Stored dataset items
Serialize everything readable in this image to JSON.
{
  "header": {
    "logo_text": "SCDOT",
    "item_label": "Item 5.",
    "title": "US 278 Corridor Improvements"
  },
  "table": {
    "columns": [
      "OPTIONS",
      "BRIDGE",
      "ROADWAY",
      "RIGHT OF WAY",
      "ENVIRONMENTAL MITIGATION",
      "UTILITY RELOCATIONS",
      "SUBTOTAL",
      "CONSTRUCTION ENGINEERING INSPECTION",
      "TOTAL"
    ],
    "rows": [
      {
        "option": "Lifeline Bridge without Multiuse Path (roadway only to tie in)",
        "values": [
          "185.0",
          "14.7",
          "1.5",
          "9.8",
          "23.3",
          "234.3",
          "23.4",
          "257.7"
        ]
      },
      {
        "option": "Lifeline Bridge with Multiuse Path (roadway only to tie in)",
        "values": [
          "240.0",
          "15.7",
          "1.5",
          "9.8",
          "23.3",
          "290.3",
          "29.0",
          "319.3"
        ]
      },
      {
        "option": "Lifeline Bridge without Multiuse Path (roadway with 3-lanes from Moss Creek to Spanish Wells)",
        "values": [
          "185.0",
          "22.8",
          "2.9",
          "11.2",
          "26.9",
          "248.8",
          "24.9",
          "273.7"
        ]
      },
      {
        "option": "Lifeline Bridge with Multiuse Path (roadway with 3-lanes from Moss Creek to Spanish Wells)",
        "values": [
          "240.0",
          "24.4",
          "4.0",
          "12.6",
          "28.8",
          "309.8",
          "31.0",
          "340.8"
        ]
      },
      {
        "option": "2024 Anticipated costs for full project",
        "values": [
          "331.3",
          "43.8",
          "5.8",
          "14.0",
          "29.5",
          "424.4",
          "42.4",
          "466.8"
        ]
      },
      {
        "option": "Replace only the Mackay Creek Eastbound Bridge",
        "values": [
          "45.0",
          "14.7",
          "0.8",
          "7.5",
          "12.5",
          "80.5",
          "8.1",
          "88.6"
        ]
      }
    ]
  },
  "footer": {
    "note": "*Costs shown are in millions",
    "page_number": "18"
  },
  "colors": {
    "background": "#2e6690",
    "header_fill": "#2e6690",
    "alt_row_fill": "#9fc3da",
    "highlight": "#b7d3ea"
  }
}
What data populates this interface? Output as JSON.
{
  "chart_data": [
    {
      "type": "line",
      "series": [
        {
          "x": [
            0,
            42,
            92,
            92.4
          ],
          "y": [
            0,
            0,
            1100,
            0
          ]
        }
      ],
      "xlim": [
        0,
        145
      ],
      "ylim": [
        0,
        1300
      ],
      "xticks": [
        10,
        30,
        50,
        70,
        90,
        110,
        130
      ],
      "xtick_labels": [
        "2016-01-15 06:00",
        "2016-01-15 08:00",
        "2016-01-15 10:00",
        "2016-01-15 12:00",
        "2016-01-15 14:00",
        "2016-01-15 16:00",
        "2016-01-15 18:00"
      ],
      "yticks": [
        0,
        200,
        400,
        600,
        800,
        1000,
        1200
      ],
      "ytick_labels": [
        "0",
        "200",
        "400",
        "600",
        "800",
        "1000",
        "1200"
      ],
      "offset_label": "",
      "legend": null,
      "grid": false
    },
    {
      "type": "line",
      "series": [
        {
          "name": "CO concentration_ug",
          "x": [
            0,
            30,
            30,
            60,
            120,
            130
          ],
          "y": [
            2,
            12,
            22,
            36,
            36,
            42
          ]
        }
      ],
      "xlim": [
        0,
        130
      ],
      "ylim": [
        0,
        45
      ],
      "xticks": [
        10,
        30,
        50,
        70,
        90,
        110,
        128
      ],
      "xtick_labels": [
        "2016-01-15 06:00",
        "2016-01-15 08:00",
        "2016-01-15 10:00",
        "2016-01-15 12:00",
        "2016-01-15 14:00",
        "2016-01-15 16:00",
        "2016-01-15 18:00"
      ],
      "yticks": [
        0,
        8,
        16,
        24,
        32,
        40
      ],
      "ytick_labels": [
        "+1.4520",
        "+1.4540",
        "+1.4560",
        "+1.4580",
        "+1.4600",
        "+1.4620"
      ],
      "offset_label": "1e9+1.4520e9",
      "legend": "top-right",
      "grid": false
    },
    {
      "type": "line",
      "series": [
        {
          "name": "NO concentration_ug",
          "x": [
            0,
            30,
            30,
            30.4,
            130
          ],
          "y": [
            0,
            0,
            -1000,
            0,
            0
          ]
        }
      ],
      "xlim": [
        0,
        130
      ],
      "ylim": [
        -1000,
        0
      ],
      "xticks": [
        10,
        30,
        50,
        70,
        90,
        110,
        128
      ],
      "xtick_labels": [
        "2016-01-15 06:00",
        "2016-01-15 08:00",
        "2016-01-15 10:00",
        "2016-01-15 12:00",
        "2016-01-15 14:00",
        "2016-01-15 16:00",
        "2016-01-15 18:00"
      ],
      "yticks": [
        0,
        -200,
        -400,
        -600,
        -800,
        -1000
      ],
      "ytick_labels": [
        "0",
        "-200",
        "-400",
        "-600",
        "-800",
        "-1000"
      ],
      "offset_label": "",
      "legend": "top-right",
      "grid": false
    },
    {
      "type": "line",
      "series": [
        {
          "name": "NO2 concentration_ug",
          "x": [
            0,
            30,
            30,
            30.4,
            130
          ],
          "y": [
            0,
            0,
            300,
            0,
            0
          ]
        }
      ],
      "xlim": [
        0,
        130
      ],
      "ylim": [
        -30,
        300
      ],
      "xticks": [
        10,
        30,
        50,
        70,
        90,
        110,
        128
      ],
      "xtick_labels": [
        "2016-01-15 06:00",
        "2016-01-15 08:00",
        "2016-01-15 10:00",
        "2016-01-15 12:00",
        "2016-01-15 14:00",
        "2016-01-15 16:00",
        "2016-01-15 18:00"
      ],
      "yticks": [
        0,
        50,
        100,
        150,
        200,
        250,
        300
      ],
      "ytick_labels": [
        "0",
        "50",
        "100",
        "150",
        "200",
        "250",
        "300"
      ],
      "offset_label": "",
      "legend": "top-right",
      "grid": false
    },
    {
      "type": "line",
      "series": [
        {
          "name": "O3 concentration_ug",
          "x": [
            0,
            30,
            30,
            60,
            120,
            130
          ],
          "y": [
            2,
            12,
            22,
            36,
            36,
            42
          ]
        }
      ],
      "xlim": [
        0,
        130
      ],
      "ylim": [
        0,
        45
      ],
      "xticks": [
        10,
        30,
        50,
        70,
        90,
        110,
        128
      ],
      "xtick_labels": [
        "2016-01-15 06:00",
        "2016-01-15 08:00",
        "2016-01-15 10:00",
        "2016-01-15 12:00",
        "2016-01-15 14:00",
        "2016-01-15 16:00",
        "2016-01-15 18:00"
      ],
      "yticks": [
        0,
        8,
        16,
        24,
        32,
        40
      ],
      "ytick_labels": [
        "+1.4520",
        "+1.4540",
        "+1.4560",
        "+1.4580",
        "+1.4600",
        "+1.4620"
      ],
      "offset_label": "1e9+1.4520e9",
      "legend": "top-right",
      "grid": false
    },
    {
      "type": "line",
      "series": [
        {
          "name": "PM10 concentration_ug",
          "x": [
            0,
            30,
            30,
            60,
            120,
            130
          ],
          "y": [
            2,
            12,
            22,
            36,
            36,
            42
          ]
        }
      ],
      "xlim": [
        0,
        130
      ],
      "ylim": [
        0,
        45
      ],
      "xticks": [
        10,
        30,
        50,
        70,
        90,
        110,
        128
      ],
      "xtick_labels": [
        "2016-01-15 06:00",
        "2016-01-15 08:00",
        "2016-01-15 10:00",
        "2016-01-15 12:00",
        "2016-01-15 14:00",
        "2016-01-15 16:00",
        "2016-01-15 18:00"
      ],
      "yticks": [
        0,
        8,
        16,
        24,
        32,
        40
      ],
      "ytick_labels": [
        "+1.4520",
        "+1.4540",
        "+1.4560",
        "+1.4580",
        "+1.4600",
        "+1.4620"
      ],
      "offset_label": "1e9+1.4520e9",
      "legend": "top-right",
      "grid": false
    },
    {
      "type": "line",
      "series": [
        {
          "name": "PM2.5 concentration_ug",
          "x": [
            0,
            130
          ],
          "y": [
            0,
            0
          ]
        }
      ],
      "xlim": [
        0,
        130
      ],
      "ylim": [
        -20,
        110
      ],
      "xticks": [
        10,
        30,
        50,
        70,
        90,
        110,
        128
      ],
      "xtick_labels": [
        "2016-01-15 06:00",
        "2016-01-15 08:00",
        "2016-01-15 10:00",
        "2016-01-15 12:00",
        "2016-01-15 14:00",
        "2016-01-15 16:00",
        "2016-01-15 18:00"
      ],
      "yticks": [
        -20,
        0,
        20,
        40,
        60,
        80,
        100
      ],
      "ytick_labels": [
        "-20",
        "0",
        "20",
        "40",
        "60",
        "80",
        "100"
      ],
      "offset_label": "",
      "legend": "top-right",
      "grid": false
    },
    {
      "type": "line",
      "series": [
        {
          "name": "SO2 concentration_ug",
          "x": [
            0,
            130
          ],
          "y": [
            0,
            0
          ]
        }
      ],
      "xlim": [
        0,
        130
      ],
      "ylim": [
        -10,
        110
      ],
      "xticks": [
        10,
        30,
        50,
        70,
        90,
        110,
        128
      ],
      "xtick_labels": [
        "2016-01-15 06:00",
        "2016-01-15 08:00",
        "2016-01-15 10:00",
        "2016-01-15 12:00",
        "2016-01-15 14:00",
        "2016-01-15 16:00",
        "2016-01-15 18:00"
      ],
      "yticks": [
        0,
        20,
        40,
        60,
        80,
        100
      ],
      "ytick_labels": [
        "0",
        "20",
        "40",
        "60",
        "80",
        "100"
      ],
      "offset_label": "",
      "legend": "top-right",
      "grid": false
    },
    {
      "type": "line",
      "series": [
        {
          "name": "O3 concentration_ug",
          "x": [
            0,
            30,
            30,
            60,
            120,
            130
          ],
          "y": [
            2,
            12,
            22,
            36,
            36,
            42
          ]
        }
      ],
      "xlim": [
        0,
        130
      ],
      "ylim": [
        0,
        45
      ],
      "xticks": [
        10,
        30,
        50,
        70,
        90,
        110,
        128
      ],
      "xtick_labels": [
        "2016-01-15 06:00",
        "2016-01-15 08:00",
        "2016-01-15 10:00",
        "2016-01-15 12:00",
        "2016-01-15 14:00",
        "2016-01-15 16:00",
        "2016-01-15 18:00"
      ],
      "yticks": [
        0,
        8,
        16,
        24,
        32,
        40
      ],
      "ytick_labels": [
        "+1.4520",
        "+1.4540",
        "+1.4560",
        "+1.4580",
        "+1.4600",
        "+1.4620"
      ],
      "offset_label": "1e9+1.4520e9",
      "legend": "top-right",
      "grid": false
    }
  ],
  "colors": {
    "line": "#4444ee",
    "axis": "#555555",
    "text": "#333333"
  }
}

The task.
Only the number is wanted: how many lines in the data include the word "this"?

Answer to the exercise.
2